Written instruction: Repeat the listing in full. Nothing may be added or left out.
--*--
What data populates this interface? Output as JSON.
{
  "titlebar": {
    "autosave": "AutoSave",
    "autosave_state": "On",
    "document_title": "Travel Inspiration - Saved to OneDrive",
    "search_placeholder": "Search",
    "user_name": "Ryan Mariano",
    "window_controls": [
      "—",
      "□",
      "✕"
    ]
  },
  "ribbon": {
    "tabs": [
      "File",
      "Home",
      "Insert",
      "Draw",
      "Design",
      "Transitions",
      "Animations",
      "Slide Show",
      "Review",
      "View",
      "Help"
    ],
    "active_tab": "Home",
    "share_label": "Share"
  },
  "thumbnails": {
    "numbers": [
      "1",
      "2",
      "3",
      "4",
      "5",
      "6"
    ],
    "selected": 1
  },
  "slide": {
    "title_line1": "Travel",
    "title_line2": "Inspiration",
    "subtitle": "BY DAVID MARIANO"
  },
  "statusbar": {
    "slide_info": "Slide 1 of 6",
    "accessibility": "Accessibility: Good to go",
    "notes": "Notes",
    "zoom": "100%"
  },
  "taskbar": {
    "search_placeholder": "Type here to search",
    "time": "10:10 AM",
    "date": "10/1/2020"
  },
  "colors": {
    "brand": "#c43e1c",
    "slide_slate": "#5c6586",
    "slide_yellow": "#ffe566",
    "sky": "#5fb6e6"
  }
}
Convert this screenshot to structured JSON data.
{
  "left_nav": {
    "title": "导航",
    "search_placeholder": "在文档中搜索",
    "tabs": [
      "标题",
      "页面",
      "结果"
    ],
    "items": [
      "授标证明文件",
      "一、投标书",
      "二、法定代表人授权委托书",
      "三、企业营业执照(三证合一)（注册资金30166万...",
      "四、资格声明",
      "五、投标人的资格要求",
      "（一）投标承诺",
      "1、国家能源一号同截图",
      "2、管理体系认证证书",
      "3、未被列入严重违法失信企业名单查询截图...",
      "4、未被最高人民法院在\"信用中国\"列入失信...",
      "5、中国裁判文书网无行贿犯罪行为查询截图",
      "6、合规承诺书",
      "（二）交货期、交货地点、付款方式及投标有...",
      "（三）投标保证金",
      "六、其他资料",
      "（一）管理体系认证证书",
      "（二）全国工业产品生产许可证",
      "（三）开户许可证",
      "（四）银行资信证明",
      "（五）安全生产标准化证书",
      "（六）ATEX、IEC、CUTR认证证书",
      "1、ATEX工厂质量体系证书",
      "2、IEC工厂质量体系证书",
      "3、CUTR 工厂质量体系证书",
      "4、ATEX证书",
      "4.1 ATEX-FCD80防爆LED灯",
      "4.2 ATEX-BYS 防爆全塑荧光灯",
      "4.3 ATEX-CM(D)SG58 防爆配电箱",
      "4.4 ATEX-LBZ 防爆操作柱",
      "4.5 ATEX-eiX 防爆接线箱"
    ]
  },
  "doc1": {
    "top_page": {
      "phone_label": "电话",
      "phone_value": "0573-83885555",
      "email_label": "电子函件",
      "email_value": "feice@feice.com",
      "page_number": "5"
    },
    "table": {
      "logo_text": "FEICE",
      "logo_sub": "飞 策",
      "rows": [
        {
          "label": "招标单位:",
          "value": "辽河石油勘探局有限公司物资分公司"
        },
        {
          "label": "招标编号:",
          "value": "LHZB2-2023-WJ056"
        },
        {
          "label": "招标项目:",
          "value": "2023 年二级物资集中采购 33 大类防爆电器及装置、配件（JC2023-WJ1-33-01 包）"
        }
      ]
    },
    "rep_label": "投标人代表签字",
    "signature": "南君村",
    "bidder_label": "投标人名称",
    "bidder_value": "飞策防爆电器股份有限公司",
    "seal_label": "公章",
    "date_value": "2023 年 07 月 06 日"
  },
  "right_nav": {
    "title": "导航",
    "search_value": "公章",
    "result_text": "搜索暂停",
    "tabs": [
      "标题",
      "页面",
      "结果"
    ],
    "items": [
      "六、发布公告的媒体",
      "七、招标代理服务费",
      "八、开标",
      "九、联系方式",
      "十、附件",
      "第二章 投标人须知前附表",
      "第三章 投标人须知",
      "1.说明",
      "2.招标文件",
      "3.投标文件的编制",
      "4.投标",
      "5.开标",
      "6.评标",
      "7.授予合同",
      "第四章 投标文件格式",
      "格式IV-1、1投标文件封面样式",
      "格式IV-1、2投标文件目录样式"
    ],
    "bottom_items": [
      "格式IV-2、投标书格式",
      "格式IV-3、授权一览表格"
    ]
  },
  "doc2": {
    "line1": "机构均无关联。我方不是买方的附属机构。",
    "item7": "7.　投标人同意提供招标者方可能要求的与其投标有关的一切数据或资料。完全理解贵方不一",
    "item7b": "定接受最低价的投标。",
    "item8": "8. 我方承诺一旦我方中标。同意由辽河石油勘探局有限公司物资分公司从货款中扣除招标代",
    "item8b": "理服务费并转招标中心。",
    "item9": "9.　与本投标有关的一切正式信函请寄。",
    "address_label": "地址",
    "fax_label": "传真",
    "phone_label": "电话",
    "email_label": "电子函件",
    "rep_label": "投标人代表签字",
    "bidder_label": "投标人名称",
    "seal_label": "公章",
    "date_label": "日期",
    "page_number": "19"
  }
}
--*--
Correct output:
What data populates this interface? Output as JSON.
{
  "titlebar": {
    "autosave": "AutoSave",
    "autosave_state": "On",
    "document_title": "Travel Inspiration - Saved to OneDrive",
    "search_placeholder": "Search",
    "user_name": "Ryan Mariano",
    "window_controls": [
      "—",
      "□",
      "✕"
    ]
  },
  "ribbon": {
    "tabs": [
      "File",
      "Home",
      "Insert",
      "Draw",
      "Design",
      "Transitions",
      "Animations",
      "Slide Show",
      "Review",
      "View",
      "Help"
    ],
    "active_tab": "Home",
    "share_label": "Share"
  },
  "thumbnails": {
    "numbers": [
      "1",
      "2",
      "3",
      "4",
      "5",
      "6"
    ],
    "selected": 1
  },
  "slide": {
    "title_line1": "Travel",
    "title_line2": "Inspiration",
    "subtitle": "BY DAVID MARIANO"
  },
  "statusbar": {
    "slide_info": "Slide 1 of 6",
    "accessibility": "Accessibility: Good to go",
    "notes": "Notes",
    "zoom": "100%"
  },
  "taskbar": {
    "search_placeholder": "Type here to search",
    "time": "10:10 AM",
    "date": "10/1/2020"
  },
  "colors": {
    "brand": "#c43e1c",
    "slide_slate": "#5c6586",
    "slide_yellow": "#ffe566",
    "sky": "#5fb6e6"
  }
}
Convert this screenshot to structured JSON data.
{
  "left_nav": {
    "title": "导航",
    "search_placeholder": "在文档中搜索",
    "tabs": [
      "标题",
      "页面",
      "结果"
    ],
    "items": [
      "授标证明文件",
      "一、投标书",
      "二、法定代表人授权委托书",
      "三、企业营业执照(三证合一)（注册资金30166万...",
      "四、资格声明",
      "五、投标人的资格要求",
      "（一）投标承诺",
      "1、国家能源一号同截图",
      "2、管理体系认证证书",
      "3、未被列入严重违法失信企业名单查询截图...",
      "4、未被最高人民法院在\"信用中国\"列入失信...",
      "5、中国裁判文书网无行贿犯罪行为查询截图",
      "6、合规承诺书",
      "（二）交货期、交货地点、付款方式及投标有...",
      "（三）投标保证金",
      "六、其他资料",
      "（一）管理体系认证证书",
      "（二）全国工业产品生产许可证",
      "（三）开户许可证",
      "（四）银行资信证明",
      "（五）安全生产标准化证书",
      "（六）ATEX、IEC、CUTR认证证书",
      "1、ATEX工厂质量体系证书",
      "2、IEC工厂质量体系证书",
      "3、CUTR 工厂质量体系证书",
      "4、ATEX证书",
      "4.1 ATEX-FCD80防爆LED灯",
      "4.2 ATEX-BYS 防爆全塑荧光灯",
      "4.3 ATEX-CM(D)SG58 防爆配电箱",
      "4.4 ATEX-LBZ 防爆操作柱",
      "4.5 ATEX-eiX 防爆接线箱"
    ]
  },
  "doc1": {
    "top_page": {
      "phone_label": "电话",
      "phone_value": "0573-83885555",
      "email_label": "电子函件",
      "email_value": "feice@feice.com",
      "page_number": "5"
    },
    "table": {
      "logo_text": "FEICE",
      "logo_sub": "飞 策",
      "rows": [
        {
          "label": "招标单位:",
          "value": "辽河石油勘探局有限公司物资分公司"
        },
        {
          "label": "招标编号:",
          "value": "LHZB2-2023-WJ056"
        },
        {
          "label": "招标项目:",
          "value": "2023 年二级物资集中采购 33 大类防爆电器及装置、配件（JC2023-WJ1-33-01 包）"
        }
      ]
    },
    "rep_label": "投标人代表签字",
    "signature": "南君村",
    "bidder_label": "投标人名称",
    "bidder_value": "飞策防爆电器股份有限公司",
    "seal_label": "公章",
    "date_value": "2023 年 07 月 06 日"
  },
  "right_nav": {
    "title": "导航",
    "search_value": "公章",
    "result_text": "搜索暂停",
    "tabs": [
      "标题",
      "页面",
      "结果"
    ],
    "items": [
      "六、发布公告的媒体",
      "七、招标代理服务费",
      "八、开标",
      "九、联系方式",
      "十、附件",
      "第二章 投标人须知前附表",
      "第三章 投标人须知",
      "1.说明",
      "2.招标文件",
      "3.投标文件的编制",
      "4.投标",
      "5.开标",
      "6.评标",
      "7.授予合同",
      "第四章 投标文件格式",
      "格式IV-1、1投标文件封面样式",
      "格式IV-1、2投标文件目录样式"
    ],
    "bottom_items": [
      "格式IV-2、投标书格式",
      "格式IV-3、授权一览表格"
    ]
  },
  "doc2": {
    "line1": "机构均无关联。我方不是买方的附属机构。",
    "item7": "7.　投标人同意提供招标者方可能要求的与其投标有关的一切数据或资料。完全理解贵方不一",
    "item7b": "定接受最低价的投标。",
    "item8": "8. 我方承诺一旦我方中标。同意由辽河石油勘探局有限公司物资分公司从货款中扣除招标代",
    "item8b": "理服务费并转招标中心。",
    "item9": "9.　与本投标有关的一切正式信函请寄。",
    "address_label": "地址",
    "fax_label": "传真",
    "phone_label": "电话",
    "email_label": "电子函件",
    "rep_label": "投标人代表签字",
    "bidder_label": "投标人名称",
    "seal_label": "公章",
    "date_label": "日期",
    "page_number": "19"
  }
}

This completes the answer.